[Figure dataset records]
::::::::::

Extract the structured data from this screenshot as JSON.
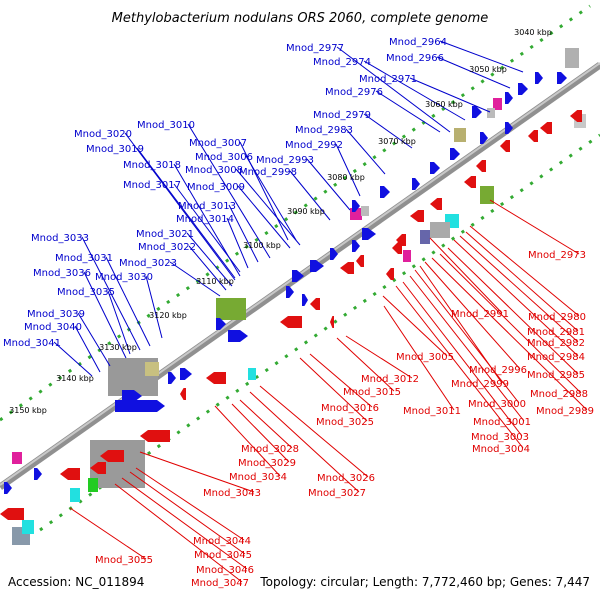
{
  "title": "Methylobacterium nodulans ORS 2060, complete genome",
  "footer": {
    "accession": "Accession: NC_011894",
    "stats": "Topology: circular; Length: 7,772,460 bp; Genes: 7,447"
  },
  "colors": {
    "forward_label": "#0000cc",
    "reverse_label": "#e00000",
    "forward_gene": "#1010e0",
    "reverse_gene": "#e01010",
    "backbone": "#707070",
    "tick": "#33aa33"
  },
  "kbp_marks": [
    "3040 kbp",
    "3050 kbp",
    "3060 kbp",
    "3070 kbp",
    "3080 kbp",
    "3090 kbp",
    "3100 kbp",
    "3110 kbp",
    "3120 kbp",
    "3130 kbp",
    "3140 kbp",
    "3150 kbp"
  ],
  "genes_forward": [
    "Mnod_2964",
    "Mnod_2966",
    "Mnod_2971",
    "Mnod_2974",
    "Mnod_2976",
    "Mnod_2977",
    "Mnod_2979",
    "Mnod_2983",
    "Mnod_2992",
    "Mnod_2993",
    "Mnod_2998",
    "Mnod_3006",
    "Mnod_3007",
    "Mnod_3008",
    "Mnod_3009",
    "Mnod_3010",
    "Mnod_3013",
    "Mnod_3014",
    "Mnod_3017",
    "Mnod_3018",
    "Mnod_3019",
    "Mnod_3020",
    "Mnod_3021",
    "Mnod_3022",
    "Mnod_3023",
    "Mnod_3030",
    "Mnod_3031",
    "Mnod_3033",
    "Mnod_3035",
    "Mnod_3036",
    "Mnod_3039",
    "Mnod_3040",
    "Mnod_3041"
  ],
  "genes_reverse": [
    "Mnod_2973",
    "Mnod_2980",
    "Mnod_2981",
    "Mnod_2982",
    "Mnod_2984",
    "Mnod_2985",
    "Mnod_2988",
    "Mnod_2989",
    "Mnod_2991",
    "Mnod_2996",
    "Mnod_2999",
    "Mnod_3000",
    "Mnod_3001",
    "Mnod_3003",
    "Mnod_3004",
    "Mnod_3005",
    "Mnod_3011",
    "Mnod_3012",
    "Mnod_3015",
    "Mnod_3016",
    "Mnod_3025",
    "Mnod_3026",
    "Mnod_3027",
    "Mnod_3028",
    "Mnod_3029",
    "Mnod_3034",
    "Mnod_3043",
    "Mnod_3044",
    "Mnod_3045",
    "Mnod_3046",
    "Mnod_3047",
    "Mnod_3055"
  ]
}
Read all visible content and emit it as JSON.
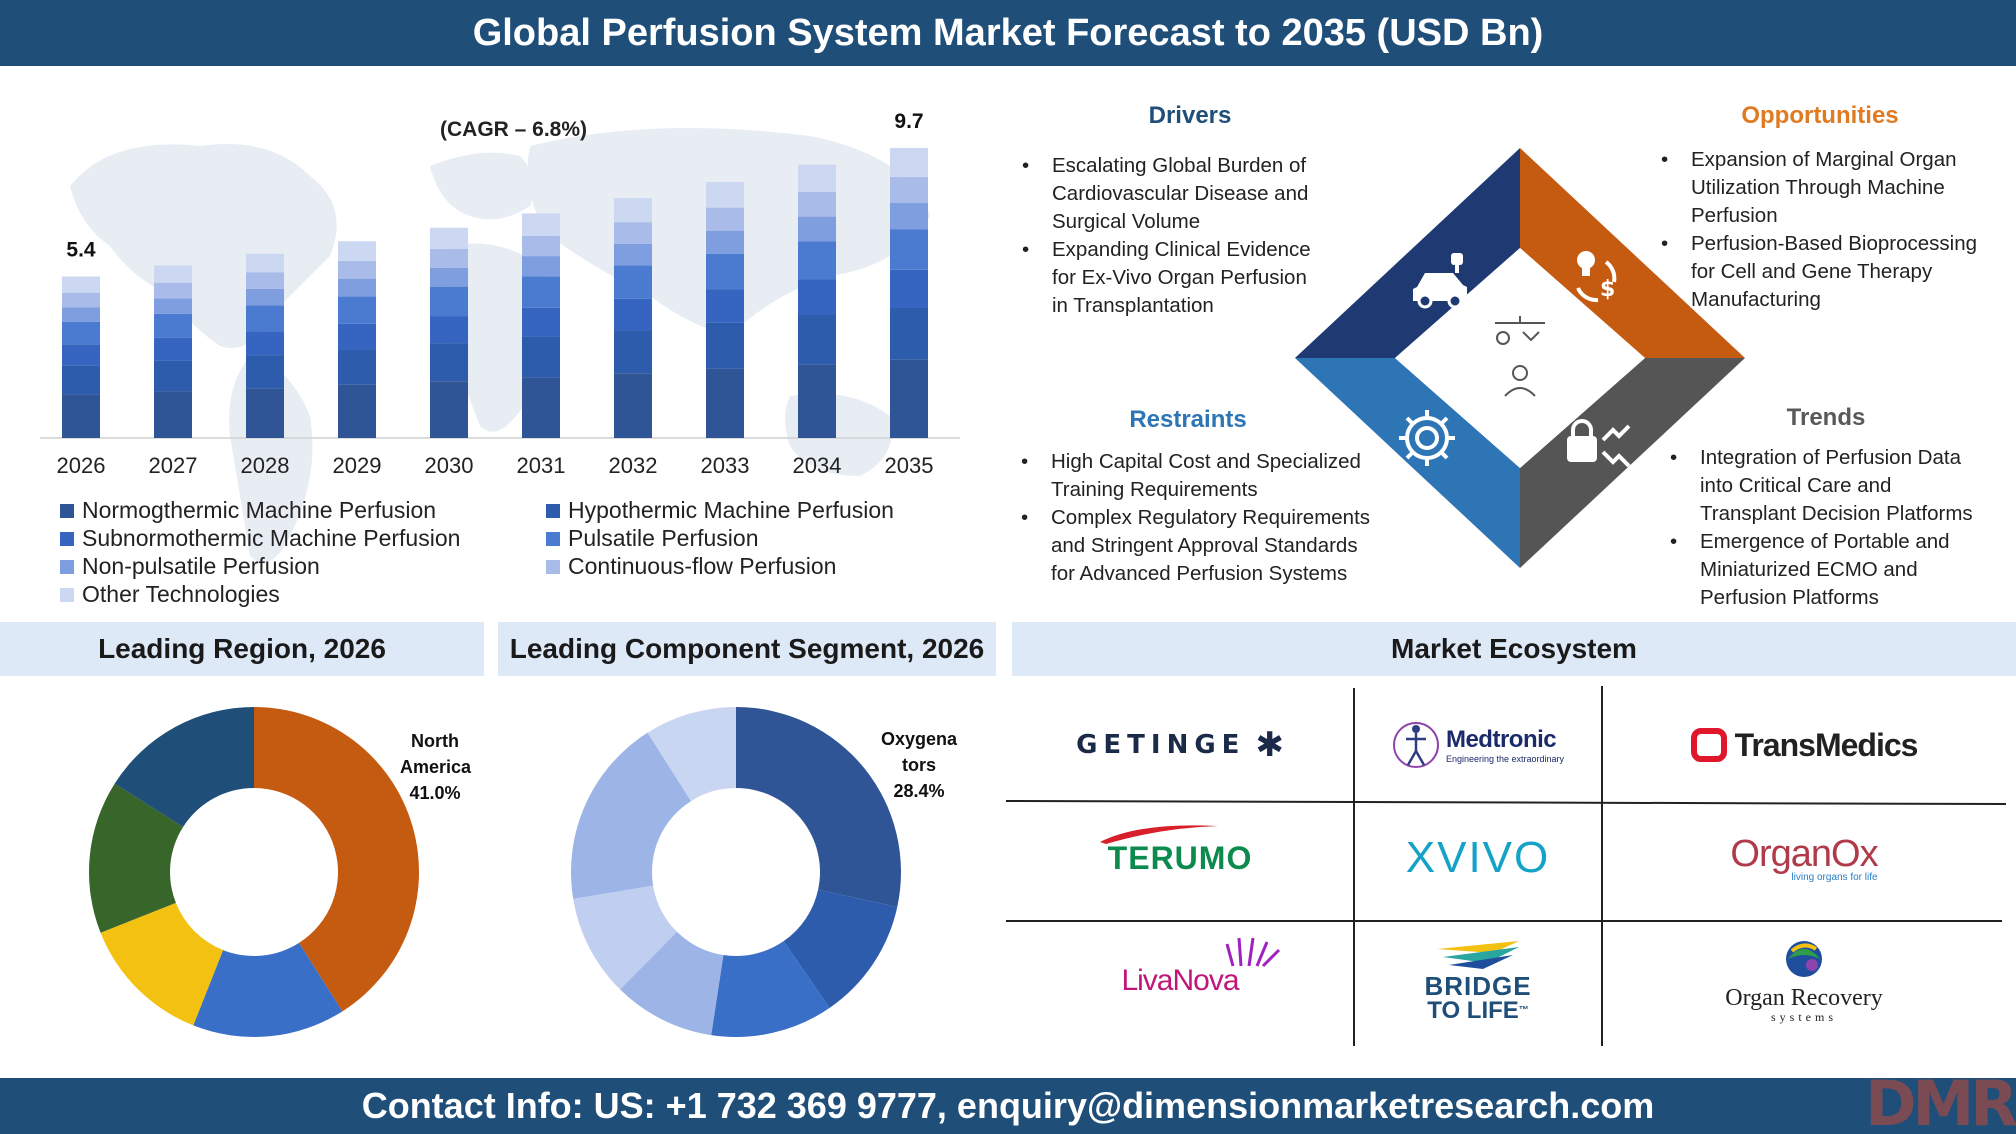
{
  "header": {
    "title": "Global Perfusion System Market Forecast to 2035 (USD Bn)"
  },
  "footer": {
    "contact": "Contact Info: US: +1 732 369 9777, enquiry@dimensionmarketresearch.com",
    "logo_text": "DMR"
  },
  "colors": {
    "navy": "#1f4e79",
    "seg": [
      "#2f5597",
      "#2e5cac",
      "#3565c0",
      "#4a7bd0",
      "#7f9ee0",
      "#a9bce9",
      "#ccd7f2"
    ],
    "orange": "#c55a11",
    "green": "#38662a",
    "yellow": "#f2c111",
    "blue_mid": "#3a6fc8",
    "dark_blue": "#1f4e79",
    "gray": "#555555"
  },
  "chart_data": [
    {
      "type": "bar",
      "stacked": true,
      "title": "",
      "annotation": "(CAGR – 6.8%)",
      "categories": [
        "2026",
        "2027",
        "2028",
        "2029",
        "2030",
        "2031",
        "2032",
        "2033",
        "2034",
        "2035"
      ],
      "totals": [
        5.4,
        5.77,
        6.16,
        6.58,
        7.03,
        7.51,
        8.02,
        8.56,
        9.14,
        9.7
      ],
      "data_labels": {
        "first": "5.4",
        "last": "9.7"
      },
      "series": [
        {
          "name": "Normogthermic Machine Perfusion",
          "share": 0.27
        },
        {
          "name": "Hypothermic Machine Perfusion",
          "share": 0.18
        },
        {
          "name": "Subnormothermic Machine Perfusion",
          "share": 0.13
        },
        {
          "name": "Pulsatile Perfusion",
          "share": 0.14
        },
        {
          "name": "Non-pulsatile Perfusion",
          "share": 0.09
        },
        {
          "name": "Continuous-flow Perfusion",
          "share": 0.09
        },
        {
          "name": "Other Technologies",
          "share": 0.1
        }
      ],
      "ylim": [
        0,
        10.5
      ]
    },
    {
      "type": "pie",
      "donut": true,
      "title": "Leading Region, 2026",
      "slices": [
        {
          "label": "North America",
          "value": 41.0,
          "color": "#c55a11"
        },
        {
          "label": "",
          "value": 15.0,
          "color": "#3a6fc8"
        },
        {
          "label": "",
          "value": 13.0,
          "color": "#f2c111"
        },
        {
          "label": "",
          "value": 15.0,
          "color": "#38662a"
        },
        {
          "label": "",
          "value": 16.0,
          "color": "#1f4e79"
        }
      ],
      "callout": {
        "name": "North America",
        "value": "41.0%"
      }
    },
    {
      "type": "pie",
      "donut": true,
      "title": "Leading Component Segment, 2026",
      "slices": [
        {
          "label": "Oxygenators",
          "value": 28.4,
          "color": "#2f5597"
        },
        {
          "label": "",
          "value": 12.0,
          "color": "#2e5cac"
        },
        {
          "label": "",
          "value": 12.0,
          "color": "#3a6fc8"
        },
        {
          "label": "",
          "value": 10.0,
          "color": "#9cb4e6"
        },
        {
          "label": "",
          "value": 10.0,
          "color": "#c0cff0"
        },
        {
          "label": "",
          "value": 18.6,
          "color": "#9cb4e6"
        },
        {
          "label": "",
          "value": 9.0,
          "color": "#c9d6f1"
        }
      ],
      "callout": {
        "name_line1": "Oxygena",
        "name_line2": "tors",
        "value": "28.4%"
      }
    }
  ],
  "drivers": {
    "title": "Drivers",
    "items": [
      "Escalating Global Burden of Cardiovascular Disease and Surgical Volume",
      "Expanding Clinical Evidence for Ex-Vivo Organ Perfusion in Transplantation"
    ]
  },
  "opportunities": {
    "title": "Opportunities",
    "items": [
      "Expansion of Marginal Organ Utilization Through Machine Perfusion",
      "Perfusion-Based Bioprocessing for Cell and Gene Therapy Manufacturing"
    ]
  },
  "restraints": {
    "title": "Restraints",
    "items": [
      "High Capital Cost and Specialized Training Requirements",
      "Complex Regulatory Requirements and Stringent Approval Standards for Advanced Perfusion Systems"
    ]
  },
  "trends": {
    "title": "Trends",
    "items": [
      "Integration of Perfusion Data into Critical Care and Transplant Decision Platforms",
      "Emergence of Portable and Miniaturized ECMO and Perfusion Platforms"
    ]
  },
  "sections": {
    "region": "Leading Region, 2026",
    "component": "Leading Component Segment, 2026",
    "ecosystem": "Market Ecosystem"
  },
  "ecosystem": {
    "getinge": "GETINGE",
    "medtronic": "Medtronic",
    "medtronic_tag": "Engineering the extraordinary",
    "transmedics": "TransMedics",
    "terumo": "TERUMO",
    "xvivo": "XVIVO",
    "organox": "OrganOx",
    "organox_tag": "living organs for life",
    "livanova": "LivaNova",
    "bridge": "BRIDGE",
    "tolife": "TO LIFE",
    "tm": "™",
    "organrecovery": "Organ Recovery",
    "systems": "systems"
  }
}
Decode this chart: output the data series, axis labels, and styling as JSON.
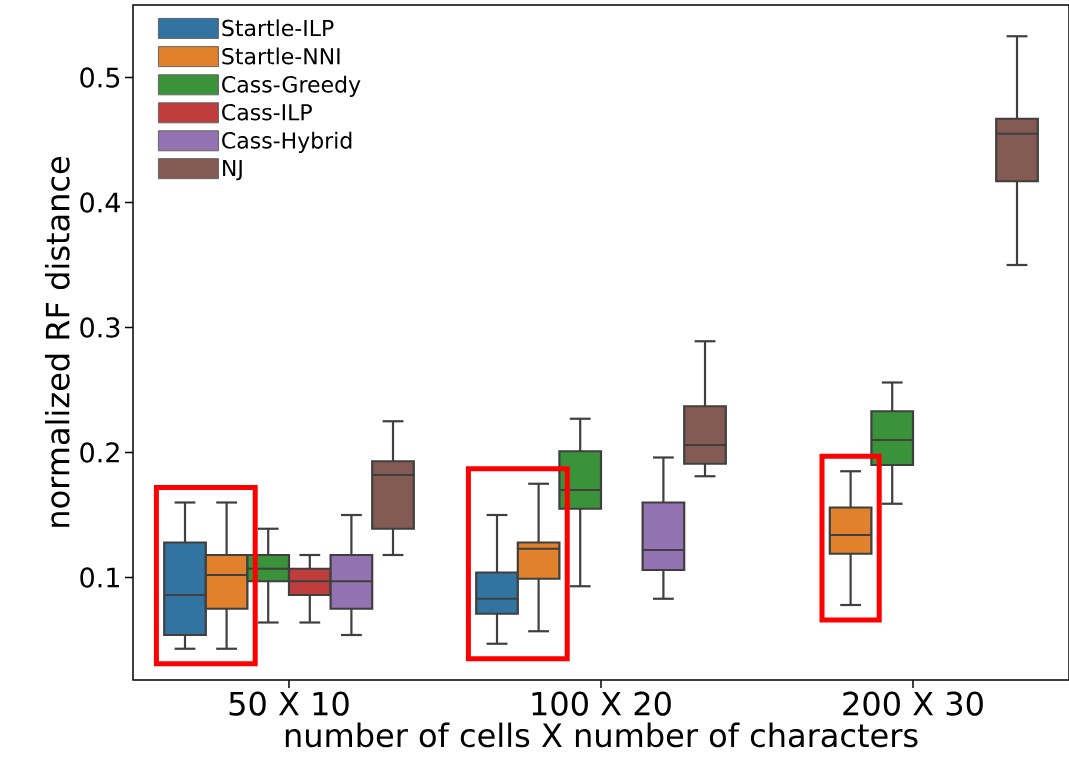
{
  "chart_data": {
    "type": "box",
    "xlabel": "number of cells X number of characters",
    "ylabel": "normalized RF distance",
    "categories": [
      "50 X 10",
      "100 X 20",
      "200 X 30"
    ],
    "ylim": [
      0.018,
      0.558
    ],
    "yticks": [
      0.1,
      0.2,
      0.3,
      0.4,
      0.5
    ],
    "legend": "top left",
    "series": [
      {
        "name": "Startle-ILP",
        "color": "#3274a1",
        "boxes": [
          {
            "low": 0.043,
            "q1": 0.054,
            "median": 0.086,
            "q3": 0.128,
            "high": 0.16
          },
          {
            "low": 0.047,
            "q1": 0.071,
            "median": 0.083,
            "q3": 0.104,
            "high": 0.15
          },
          null
        ]
      },
      {
        "name": "Startle-NNI",
        "color": "#e1812c",
        "boxes": [
          {
            "low": 0.043,
            "q1": 0.075,
            "median": 0.102,
            "q3": 0.118,
            "high": 0.16
          },
          {
            "low": 0.057,
            "q1": 0.099,
            "median": 0.123,
            "q3": 0.128,
            "high": 0.175
          },
          {
            "low": 0.078,
            "q1": 0.119,
            "median": 0.134,
            "q3": 0.156,
            "high": 0.185
          }
        ]
      },
      {
        "name": "Cass-Greedy",
        "color": "#3a923a",
        "boxes": [
          {
            "low": 0.064,
            "q1": 0.097,
            "median": 0.107,
            "q3": 0.118,
            "high": 0.139
          },
          {
            "low": 0.093,
            "q1": 0.155,
            "median": 0.17,
            "q3": 0.201,
            "high": 0.227
          },
          {
            "low": 0.159,
            "q1": 0.19,
            "median": 0.21,
            "q3": 0.233,
            "high": 0.256
          }
        ]
      },
      {
        "name": "Cass-ILP",
        "color": "#c03d3e",
        "boxes": [
          {
            "low": 0.064,
            "q1": 0.086,
            "median": 0.097,
            "q3": 0.107,
            "high": 0.118
          },
          null,
          null
        ]
      },
      {
        "name": "Cass-Hybrid",
        "color": "#9372b2",
        "boxes": [
          {
            "low": 0.054,
            "q1": 0.075,
            "median": 0.097,
            "q3": 0.118,
            "high": 0.15
          },
          {
            "low": 0.083,
            "q1": 0.106,
            "median": 0.122,
            "q3": 0.16,
            "high": 0.196
          },
          null
        ]
      },
      {
        "name": "NJ",
        "color": "#845b53",
        "boxes": [
          {
            "low": 0.118,
            "q1": 0.139,
            "median": 0.182,
            "q3": 0.193,
            "high": 0.225
          },
          {
            "low": 0.181,
            "q1": 0.191,
            "median": 0.206,
            "q3": 0.237,
            "high": 0.289
          },
          {
            "low": 0.35,
            "q1": 0.417,
            "median": 0.455,
            "q3": 0.467,
            "high": 0.533
          }
        ]
      }
    ]
  }
}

::::::::::

» HOW TO COMPLETE THIS TASK:
Whenever the string "Leading" turns up in a line above, copy that line out.

» RESULT FOR THIS TASK:
      "title": "Leading Region, 2026",
      "title": "Leading Component Segment, 2026",
    "region": "Leading Region, 2026",
    "component": "Leading Component Segment, 2026",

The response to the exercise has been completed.